• _Given task_
Look through the listing and locate every line containing the word "first"; copy those lines.

[Records from a data source]
◇ ◇ ◇ ◇

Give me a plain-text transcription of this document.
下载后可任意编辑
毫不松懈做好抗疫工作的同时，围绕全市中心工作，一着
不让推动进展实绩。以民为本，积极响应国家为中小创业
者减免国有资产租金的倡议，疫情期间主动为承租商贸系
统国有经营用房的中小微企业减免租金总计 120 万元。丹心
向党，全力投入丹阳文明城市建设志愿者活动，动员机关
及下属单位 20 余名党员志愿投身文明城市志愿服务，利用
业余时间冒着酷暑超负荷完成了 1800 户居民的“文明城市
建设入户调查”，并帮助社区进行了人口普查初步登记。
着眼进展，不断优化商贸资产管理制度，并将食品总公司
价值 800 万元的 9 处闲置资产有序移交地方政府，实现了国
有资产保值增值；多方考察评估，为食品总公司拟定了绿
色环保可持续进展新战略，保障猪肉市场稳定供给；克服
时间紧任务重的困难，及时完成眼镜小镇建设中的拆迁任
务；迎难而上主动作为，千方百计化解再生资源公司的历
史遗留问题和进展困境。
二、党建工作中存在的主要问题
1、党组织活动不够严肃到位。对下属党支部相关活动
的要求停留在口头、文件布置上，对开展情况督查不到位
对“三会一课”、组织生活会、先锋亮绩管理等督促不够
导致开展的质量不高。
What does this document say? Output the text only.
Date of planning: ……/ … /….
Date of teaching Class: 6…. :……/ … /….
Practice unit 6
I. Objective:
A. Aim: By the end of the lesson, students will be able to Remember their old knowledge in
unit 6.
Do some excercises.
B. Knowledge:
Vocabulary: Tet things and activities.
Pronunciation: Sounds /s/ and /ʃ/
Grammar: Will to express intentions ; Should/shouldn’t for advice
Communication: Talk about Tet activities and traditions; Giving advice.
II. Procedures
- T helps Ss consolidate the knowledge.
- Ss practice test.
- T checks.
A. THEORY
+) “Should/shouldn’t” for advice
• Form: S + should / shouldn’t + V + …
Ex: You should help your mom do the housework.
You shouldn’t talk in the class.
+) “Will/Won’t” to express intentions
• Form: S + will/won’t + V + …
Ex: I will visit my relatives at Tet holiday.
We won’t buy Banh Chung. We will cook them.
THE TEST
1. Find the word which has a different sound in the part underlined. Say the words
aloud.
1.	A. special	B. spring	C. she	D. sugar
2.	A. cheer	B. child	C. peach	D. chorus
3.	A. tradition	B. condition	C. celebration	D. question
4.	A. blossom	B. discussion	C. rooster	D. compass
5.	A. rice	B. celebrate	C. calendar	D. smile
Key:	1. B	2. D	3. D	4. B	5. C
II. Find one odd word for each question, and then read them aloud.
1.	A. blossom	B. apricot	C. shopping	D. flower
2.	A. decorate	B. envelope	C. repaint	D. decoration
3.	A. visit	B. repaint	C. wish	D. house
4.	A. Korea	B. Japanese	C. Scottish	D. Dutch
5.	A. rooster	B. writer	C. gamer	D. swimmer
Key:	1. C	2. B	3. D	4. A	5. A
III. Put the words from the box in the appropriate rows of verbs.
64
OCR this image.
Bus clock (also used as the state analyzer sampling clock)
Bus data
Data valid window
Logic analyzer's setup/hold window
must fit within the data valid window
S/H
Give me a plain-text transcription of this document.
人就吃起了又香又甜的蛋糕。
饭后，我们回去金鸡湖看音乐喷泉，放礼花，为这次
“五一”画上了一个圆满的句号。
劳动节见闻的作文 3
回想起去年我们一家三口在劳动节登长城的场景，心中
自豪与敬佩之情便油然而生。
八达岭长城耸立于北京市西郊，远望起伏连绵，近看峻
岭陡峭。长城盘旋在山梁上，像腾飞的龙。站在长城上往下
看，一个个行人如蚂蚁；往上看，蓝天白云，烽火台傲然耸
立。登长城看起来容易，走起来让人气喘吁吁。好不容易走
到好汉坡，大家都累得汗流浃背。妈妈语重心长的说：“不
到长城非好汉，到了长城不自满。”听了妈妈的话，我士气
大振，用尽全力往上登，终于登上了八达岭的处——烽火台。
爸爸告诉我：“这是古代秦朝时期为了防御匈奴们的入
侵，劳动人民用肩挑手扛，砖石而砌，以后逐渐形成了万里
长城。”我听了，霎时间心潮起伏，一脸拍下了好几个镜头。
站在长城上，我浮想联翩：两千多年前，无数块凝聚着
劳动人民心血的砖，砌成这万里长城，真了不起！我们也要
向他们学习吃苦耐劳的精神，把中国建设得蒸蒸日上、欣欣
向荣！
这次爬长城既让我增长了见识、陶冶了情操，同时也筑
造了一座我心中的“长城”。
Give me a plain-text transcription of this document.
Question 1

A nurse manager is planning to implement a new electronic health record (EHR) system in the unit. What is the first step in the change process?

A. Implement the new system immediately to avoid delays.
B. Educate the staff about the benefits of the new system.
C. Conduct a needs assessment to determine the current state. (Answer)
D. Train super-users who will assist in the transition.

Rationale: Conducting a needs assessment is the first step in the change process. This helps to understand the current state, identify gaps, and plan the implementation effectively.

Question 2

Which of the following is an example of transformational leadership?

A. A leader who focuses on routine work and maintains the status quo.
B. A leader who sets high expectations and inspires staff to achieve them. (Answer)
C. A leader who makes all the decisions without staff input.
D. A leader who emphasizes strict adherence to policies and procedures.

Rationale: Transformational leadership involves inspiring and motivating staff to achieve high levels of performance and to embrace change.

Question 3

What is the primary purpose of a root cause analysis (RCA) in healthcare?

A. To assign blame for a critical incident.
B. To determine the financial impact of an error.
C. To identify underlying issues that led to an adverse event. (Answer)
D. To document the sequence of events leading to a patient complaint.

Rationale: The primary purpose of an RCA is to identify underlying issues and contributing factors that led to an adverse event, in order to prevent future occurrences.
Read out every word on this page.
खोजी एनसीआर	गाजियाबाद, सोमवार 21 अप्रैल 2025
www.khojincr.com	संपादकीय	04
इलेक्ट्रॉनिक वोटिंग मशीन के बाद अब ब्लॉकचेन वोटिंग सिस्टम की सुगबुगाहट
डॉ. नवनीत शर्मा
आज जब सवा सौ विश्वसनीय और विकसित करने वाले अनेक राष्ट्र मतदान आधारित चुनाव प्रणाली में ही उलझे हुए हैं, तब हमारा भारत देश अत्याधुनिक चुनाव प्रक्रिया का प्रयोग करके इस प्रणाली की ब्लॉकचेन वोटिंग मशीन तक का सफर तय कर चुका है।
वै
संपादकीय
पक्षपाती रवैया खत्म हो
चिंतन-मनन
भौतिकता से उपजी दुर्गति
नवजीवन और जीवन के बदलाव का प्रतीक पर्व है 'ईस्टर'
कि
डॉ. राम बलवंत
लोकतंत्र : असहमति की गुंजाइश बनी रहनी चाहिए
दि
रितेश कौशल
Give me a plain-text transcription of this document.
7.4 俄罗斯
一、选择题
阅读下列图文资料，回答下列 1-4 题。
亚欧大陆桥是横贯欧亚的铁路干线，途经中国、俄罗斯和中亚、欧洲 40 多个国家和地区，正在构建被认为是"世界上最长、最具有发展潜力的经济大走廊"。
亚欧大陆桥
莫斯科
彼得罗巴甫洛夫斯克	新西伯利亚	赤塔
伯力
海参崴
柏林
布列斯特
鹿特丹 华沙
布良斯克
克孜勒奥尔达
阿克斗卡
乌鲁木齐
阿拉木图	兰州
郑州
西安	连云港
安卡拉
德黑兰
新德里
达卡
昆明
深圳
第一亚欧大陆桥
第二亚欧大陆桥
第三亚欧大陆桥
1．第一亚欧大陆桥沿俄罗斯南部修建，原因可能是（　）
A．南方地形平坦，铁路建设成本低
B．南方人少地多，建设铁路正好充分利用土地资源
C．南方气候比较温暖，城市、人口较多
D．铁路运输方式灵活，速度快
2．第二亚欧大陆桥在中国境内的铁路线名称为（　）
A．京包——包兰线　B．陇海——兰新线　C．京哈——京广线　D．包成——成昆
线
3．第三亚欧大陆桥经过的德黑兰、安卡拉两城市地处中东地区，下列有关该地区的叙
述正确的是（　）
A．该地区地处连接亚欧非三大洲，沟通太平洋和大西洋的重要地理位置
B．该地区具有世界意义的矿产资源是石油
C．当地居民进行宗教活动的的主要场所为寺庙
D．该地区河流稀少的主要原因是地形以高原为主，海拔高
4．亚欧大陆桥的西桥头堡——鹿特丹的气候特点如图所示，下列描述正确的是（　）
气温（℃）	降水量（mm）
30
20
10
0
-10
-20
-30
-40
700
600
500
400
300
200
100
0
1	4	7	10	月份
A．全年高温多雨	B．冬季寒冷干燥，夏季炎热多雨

◇ ◇ ◇ ◇

• _Exercise answer_
A nurse manager is planning to implement a new electronic health record (EHR) system in the unit. What is the first step in the change process?
Rationale: Conducting a needs assessment is the first step in the change process. This helps to understand the current state, identify gaps, and plan the implementation effectively.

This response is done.